Supplied records:
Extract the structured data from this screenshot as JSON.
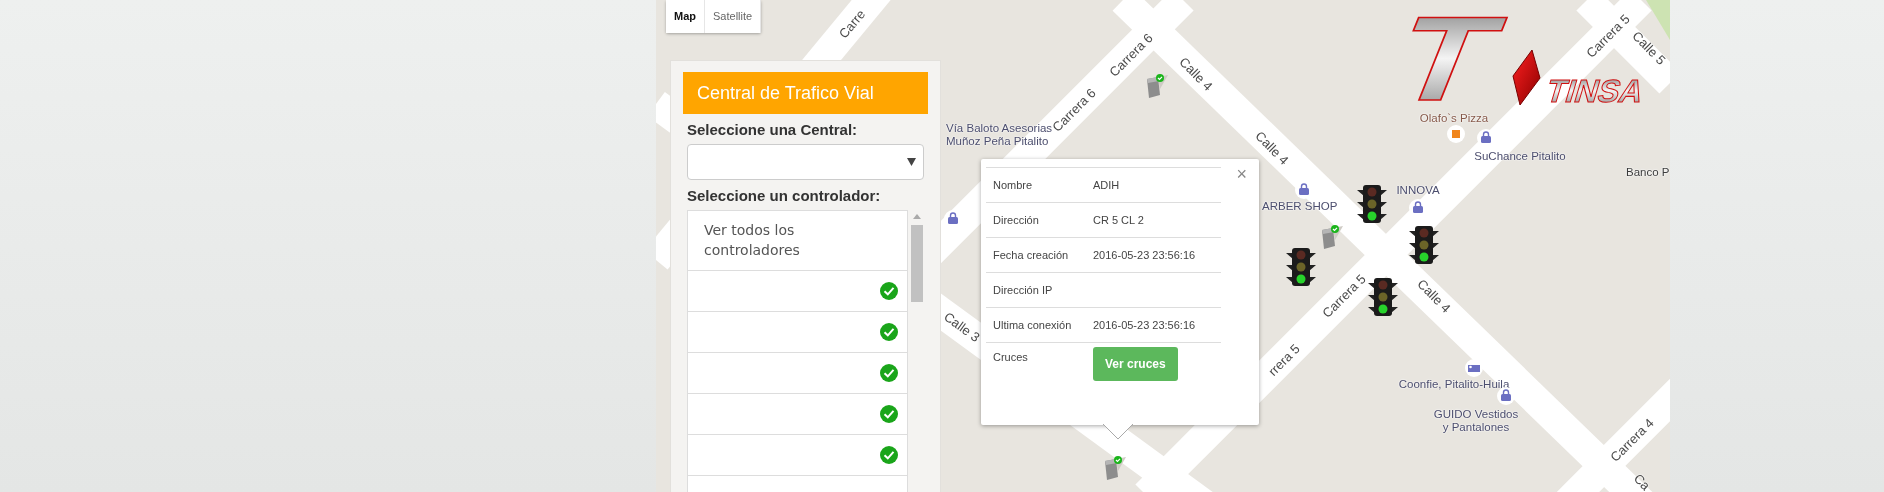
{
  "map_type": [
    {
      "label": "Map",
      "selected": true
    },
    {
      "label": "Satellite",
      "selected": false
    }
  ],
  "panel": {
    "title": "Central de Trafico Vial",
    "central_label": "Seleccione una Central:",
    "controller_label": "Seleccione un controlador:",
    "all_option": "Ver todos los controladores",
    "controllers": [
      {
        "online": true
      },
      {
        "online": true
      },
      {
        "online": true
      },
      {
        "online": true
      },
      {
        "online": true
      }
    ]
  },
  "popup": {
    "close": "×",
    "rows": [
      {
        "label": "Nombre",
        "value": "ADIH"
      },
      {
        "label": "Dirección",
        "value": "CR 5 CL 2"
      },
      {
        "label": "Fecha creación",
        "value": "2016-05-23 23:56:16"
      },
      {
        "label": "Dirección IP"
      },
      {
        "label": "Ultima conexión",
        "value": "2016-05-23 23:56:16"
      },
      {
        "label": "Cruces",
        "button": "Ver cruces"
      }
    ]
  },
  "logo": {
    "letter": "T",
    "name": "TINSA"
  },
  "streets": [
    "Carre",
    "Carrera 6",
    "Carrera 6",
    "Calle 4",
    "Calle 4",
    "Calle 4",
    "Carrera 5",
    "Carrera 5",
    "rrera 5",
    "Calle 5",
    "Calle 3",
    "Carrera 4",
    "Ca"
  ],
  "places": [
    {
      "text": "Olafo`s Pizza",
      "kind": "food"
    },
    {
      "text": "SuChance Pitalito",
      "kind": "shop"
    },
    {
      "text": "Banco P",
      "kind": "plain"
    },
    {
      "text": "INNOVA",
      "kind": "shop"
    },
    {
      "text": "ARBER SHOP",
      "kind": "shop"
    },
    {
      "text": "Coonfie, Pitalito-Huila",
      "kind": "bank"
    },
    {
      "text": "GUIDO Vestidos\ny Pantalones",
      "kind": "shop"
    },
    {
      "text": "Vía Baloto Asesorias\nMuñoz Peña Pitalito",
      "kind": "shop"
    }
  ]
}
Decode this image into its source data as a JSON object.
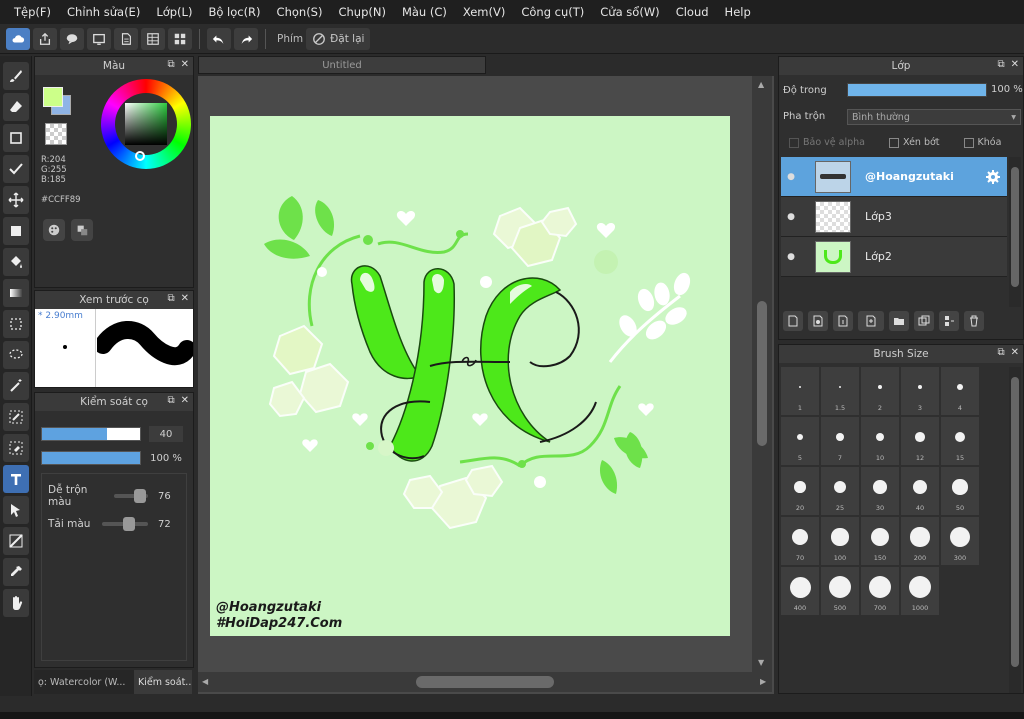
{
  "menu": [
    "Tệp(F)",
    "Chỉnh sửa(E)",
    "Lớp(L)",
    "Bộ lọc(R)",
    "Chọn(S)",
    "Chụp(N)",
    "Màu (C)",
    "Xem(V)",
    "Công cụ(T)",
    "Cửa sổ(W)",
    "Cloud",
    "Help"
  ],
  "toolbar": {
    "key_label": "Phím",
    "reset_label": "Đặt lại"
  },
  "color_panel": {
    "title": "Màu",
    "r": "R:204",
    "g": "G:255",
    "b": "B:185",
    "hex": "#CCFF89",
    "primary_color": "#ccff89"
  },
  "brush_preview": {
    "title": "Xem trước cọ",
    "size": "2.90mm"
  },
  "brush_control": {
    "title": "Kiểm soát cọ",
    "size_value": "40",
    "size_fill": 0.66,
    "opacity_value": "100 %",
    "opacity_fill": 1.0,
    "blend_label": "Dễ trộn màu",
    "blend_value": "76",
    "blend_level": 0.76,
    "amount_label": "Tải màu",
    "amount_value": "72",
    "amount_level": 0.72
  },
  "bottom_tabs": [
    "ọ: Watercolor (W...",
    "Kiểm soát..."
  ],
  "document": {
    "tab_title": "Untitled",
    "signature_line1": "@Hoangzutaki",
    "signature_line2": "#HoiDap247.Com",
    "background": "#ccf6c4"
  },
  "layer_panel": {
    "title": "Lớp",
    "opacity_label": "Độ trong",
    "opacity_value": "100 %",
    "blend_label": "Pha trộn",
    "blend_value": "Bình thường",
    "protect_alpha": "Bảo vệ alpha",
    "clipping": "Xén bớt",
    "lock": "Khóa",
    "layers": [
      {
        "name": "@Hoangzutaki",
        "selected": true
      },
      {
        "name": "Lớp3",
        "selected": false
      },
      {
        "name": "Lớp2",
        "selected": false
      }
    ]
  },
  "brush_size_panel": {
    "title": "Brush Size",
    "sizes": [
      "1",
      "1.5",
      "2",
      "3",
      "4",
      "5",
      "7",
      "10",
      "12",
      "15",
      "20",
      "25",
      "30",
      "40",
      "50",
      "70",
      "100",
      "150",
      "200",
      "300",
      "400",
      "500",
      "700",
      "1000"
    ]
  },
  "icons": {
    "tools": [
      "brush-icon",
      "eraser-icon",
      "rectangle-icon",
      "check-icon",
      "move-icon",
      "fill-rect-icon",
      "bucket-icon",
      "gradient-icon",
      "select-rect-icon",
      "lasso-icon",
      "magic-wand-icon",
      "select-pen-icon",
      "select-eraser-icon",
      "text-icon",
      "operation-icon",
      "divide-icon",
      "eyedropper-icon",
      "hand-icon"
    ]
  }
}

What to work on: In the material above, find each line that contains the word "Dirección", and select it.

Written reply:
        "label": "Dirección",
        "label": "Dirección IP"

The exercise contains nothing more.